Stored items
● ● ● ● ●
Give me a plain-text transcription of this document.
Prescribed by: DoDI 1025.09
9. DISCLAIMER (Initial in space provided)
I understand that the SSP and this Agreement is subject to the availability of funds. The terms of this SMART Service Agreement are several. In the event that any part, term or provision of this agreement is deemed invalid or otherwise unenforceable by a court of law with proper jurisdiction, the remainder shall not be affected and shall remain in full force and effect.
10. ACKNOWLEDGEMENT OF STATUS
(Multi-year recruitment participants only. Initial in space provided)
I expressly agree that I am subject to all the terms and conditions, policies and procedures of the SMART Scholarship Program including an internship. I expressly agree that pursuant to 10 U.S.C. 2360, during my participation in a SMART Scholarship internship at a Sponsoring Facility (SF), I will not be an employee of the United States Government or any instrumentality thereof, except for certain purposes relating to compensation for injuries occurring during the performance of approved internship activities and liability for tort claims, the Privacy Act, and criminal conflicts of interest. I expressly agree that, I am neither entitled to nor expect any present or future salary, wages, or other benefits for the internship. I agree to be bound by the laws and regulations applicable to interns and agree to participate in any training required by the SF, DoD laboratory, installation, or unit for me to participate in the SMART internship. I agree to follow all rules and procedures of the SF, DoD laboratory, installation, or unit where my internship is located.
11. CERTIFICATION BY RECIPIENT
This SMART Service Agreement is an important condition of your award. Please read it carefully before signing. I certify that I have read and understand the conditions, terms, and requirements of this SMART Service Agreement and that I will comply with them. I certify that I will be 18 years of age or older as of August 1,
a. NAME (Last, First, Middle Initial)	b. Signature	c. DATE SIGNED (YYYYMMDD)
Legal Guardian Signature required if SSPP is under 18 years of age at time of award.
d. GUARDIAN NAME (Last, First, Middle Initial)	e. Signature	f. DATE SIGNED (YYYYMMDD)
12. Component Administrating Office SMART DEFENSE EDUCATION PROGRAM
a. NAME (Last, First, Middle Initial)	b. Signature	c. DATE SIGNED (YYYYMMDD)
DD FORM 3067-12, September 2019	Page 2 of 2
● ● ● ● ●
WHAT TO PRODUCE -
In the material above, find the lines that contain "terms" and show them.

OUTPUT OF THE TASK -
I understand that the SSP and this Agreement is subject to the availability of funds. The terms of this SMART Service Agreement are several. In the event that any part, term or provision of this agreement is deemed invalid or otherwise unenforceable by a court of law with proper jurisdiction, the remainder shall not be affected and shall remain in full force and effect.
I expressly agree that I am subject to all the terms and conditions, policies and procedures of the SMART Scholarship Program including an internship. I expressly agree that pursuant to 10 U.S.C. 2360, during my participation in a SMART Scholarship internship at a Sponsoring Facility (SF), I will not be an employee of the United States Government or any instrumentality thereof, except for certain purposes relating to compensation for injuries occurring during the performance of approved internship activities and liability for tort claims, the Privacy Act, and criminal conflicts of interest. I expressly agree that, I am neither entitled to nor expect any present or future salary, wages, or other benefits for the internship. I agree to be bound by the laws and regulations applicable to interns and agree to participate in any training required by the SF, DoD laboratory, installation, or unit for me to participate in the SMART internship. I agree to follow all rules and procedures of the SF, DoD laboratory, installation, or unit where my internship is located.
This SMART Service Agreement is an important condition of your award. Please read it carefully before signing. I certify that I have read and understand the conditions, terms, and requirements of this SMART Service Agreement and that I will comply with them. I certify that I will be 18 years of age or older as of August 1,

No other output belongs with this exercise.